* Stored records *
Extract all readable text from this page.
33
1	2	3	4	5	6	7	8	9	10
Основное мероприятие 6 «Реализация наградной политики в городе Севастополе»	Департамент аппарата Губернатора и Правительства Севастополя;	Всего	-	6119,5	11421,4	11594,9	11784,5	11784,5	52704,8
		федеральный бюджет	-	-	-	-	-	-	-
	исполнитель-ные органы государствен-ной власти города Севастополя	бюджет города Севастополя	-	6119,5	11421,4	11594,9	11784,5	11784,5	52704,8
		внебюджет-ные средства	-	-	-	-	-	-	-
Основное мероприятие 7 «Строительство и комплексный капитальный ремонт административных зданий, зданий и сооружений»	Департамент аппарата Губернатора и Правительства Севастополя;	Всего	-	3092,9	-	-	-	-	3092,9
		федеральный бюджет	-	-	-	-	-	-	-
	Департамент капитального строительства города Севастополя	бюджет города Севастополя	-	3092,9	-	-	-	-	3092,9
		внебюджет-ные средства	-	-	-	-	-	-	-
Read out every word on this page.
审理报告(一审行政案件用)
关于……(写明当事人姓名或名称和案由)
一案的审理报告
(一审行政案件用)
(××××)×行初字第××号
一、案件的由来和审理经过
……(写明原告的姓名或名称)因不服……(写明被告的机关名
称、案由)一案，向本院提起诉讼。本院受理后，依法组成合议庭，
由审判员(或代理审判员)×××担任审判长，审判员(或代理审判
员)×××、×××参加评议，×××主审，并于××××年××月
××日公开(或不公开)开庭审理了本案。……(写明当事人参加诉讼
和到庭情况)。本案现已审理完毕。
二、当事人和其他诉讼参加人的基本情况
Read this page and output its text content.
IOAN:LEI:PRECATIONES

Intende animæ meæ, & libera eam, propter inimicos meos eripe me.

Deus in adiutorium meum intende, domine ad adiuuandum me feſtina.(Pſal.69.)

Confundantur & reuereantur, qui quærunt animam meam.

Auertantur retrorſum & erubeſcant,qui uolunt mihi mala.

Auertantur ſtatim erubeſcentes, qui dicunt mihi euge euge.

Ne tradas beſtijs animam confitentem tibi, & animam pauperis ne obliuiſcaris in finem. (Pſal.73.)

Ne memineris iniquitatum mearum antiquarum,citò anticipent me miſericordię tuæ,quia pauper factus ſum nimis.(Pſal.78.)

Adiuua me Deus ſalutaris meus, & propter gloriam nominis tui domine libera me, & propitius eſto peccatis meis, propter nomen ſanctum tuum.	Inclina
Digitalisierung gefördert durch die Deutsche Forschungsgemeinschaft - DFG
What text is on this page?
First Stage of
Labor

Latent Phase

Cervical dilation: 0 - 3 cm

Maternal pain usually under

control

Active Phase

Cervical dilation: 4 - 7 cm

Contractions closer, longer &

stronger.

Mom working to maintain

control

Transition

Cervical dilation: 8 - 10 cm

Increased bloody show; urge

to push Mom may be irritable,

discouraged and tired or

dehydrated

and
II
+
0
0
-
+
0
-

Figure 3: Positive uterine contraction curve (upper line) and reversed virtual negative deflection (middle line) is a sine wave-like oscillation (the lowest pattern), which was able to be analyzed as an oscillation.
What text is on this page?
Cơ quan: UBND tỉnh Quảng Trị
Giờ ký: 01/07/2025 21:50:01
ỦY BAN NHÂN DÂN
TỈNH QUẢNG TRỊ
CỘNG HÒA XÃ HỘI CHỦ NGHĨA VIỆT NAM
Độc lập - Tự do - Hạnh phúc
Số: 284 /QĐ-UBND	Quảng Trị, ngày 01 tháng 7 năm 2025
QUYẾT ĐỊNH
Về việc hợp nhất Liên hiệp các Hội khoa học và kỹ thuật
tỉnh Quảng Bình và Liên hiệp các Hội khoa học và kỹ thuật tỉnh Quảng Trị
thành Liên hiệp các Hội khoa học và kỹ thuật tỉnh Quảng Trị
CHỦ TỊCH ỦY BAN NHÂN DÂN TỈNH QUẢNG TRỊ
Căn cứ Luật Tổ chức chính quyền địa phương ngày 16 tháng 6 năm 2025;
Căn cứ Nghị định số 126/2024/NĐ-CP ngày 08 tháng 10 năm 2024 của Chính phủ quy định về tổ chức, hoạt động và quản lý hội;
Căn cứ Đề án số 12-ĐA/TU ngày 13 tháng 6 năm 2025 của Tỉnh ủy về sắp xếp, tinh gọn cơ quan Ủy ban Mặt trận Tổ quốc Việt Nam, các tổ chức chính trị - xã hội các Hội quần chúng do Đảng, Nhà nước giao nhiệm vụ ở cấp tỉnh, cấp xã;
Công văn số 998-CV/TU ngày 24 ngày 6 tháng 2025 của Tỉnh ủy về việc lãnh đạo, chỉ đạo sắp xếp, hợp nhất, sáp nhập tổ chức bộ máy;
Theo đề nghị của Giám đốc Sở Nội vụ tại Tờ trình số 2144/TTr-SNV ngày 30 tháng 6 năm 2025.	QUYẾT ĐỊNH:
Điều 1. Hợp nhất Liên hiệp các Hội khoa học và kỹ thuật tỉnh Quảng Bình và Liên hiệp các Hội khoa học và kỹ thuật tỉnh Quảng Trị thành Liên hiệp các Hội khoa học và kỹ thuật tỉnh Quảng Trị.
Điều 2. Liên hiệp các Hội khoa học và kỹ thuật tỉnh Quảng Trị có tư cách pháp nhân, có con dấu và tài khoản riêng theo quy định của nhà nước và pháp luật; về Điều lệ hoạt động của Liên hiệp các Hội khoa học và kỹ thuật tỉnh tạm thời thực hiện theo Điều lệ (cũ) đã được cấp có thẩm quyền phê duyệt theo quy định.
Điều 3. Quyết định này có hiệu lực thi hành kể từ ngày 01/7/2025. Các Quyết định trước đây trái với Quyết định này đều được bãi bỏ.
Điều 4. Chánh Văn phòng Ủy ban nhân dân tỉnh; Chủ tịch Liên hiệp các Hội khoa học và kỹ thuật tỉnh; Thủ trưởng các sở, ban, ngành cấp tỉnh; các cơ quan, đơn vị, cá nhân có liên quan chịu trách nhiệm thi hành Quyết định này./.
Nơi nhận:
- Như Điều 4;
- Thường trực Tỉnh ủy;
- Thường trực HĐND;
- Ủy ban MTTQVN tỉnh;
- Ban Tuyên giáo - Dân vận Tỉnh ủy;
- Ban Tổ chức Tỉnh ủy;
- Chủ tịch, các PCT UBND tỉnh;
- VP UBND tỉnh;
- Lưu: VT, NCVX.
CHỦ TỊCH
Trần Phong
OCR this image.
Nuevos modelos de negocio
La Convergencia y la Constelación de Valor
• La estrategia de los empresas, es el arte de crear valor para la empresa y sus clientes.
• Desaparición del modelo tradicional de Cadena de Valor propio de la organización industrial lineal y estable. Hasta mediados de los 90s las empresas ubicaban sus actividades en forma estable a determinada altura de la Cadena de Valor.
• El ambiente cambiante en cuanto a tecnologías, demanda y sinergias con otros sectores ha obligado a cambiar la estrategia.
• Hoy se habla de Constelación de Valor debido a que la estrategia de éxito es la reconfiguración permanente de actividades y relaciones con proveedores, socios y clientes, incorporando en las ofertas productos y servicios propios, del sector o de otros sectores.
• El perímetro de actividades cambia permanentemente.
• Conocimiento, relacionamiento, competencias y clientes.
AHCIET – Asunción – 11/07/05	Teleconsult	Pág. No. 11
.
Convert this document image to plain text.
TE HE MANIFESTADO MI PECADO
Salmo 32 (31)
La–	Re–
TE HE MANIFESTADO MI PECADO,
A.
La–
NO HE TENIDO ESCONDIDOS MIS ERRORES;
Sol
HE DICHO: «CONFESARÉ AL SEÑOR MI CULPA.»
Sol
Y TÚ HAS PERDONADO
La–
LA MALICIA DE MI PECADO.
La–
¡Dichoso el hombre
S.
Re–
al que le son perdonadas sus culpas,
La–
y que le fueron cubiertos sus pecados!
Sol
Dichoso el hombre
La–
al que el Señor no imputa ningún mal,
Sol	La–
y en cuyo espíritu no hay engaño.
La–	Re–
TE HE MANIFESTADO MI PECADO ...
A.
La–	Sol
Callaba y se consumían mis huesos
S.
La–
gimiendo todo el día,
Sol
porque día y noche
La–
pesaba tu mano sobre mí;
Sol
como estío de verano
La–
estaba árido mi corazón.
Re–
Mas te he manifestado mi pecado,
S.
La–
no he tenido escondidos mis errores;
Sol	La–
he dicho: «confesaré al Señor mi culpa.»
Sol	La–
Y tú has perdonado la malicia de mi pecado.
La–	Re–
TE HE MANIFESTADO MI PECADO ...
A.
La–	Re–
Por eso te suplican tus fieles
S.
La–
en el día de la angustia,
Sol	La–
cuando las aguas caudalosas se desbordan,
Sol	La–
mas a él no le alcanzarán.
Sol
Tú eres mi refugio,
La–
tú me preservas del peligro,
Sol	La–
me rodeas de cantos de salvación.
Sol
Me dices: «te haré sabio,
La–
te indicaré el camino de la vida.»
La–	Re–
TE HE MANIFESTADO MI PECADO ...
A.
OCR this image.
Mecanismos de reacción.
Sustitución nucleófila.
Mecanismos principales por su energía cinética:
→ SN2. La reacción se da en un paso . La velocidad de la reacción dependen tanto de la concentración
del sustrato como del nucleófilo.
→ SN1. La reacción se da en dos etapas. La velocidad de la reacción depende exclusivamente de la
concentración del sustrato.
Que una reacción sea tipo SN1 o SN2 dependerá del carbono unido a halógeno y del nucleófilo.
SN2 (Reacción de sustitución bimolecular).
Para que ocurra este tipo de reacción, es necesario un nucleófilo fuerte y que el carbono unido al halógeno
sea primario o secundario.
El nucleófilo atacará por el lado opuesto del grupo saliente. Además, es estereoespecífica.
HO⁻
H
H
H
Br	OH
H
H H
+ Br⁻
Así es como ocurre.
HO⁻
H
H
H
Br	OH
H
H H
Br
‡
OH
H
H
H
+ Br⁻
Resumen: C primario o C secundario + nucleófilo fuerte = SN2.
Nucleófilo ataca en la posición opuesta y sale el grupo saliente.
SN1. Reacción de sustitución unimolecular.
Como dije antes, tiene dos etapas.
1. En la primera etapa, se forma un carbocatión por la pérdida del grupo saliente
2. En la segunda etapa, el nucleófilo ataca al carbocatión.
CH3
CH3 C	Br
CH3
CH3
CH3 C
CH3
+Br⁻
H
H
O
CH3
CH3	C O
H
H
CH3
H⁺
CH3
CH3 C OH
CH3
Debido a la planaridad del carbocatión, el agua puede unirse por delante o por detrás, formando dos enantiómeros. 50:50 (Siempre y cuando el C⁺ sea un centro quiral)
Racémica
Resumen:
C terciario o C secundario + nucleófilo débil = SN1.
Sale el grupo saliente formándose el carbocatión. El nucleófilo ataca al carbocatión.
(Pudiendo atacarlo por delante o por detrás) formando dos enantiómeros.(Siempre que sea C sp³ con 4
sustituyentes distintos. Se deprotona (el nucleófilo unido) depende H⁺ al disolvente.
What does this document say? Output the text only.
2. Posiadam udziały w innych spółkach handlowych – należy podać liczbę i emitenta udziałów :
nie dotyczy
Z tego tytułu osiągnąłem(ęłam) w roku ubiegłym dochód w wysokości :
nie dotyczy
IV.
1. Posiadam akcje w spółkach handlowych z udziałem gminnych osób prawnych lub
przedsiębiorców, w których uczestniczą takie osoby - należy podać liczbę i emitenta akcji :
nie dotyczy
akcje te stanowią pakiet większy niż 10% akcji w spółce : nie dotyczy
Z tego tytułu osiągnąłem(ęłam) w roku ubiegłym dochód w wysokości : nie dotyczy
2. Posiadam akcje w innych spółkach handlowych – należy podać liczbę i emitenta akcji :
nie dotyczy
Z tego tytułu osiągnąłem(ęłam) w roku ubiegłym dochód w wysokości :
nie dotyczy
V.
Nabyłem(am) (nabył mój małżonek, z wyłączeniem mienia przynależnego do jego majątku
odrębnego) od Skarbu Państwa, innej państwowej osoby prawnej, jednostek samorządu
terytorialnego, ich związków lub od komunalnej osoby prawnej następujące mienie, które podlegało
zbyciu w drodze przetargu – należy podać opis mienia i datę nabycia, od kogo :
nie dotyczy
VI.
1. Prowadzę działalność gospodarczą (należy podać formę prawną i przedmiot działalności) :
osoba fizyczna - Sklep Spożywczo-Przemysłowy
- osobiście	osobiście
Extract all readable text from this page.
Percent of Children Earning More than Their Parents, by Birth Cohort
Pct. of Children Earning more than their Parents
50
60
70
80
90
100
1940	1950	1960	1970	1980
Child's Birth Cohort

* YOUR OBJECTIVE *
Collect the lines of the records that include the string "Dichoso".

* THE RESULT *
¡Dichoso el hombre
Dichoso el hombre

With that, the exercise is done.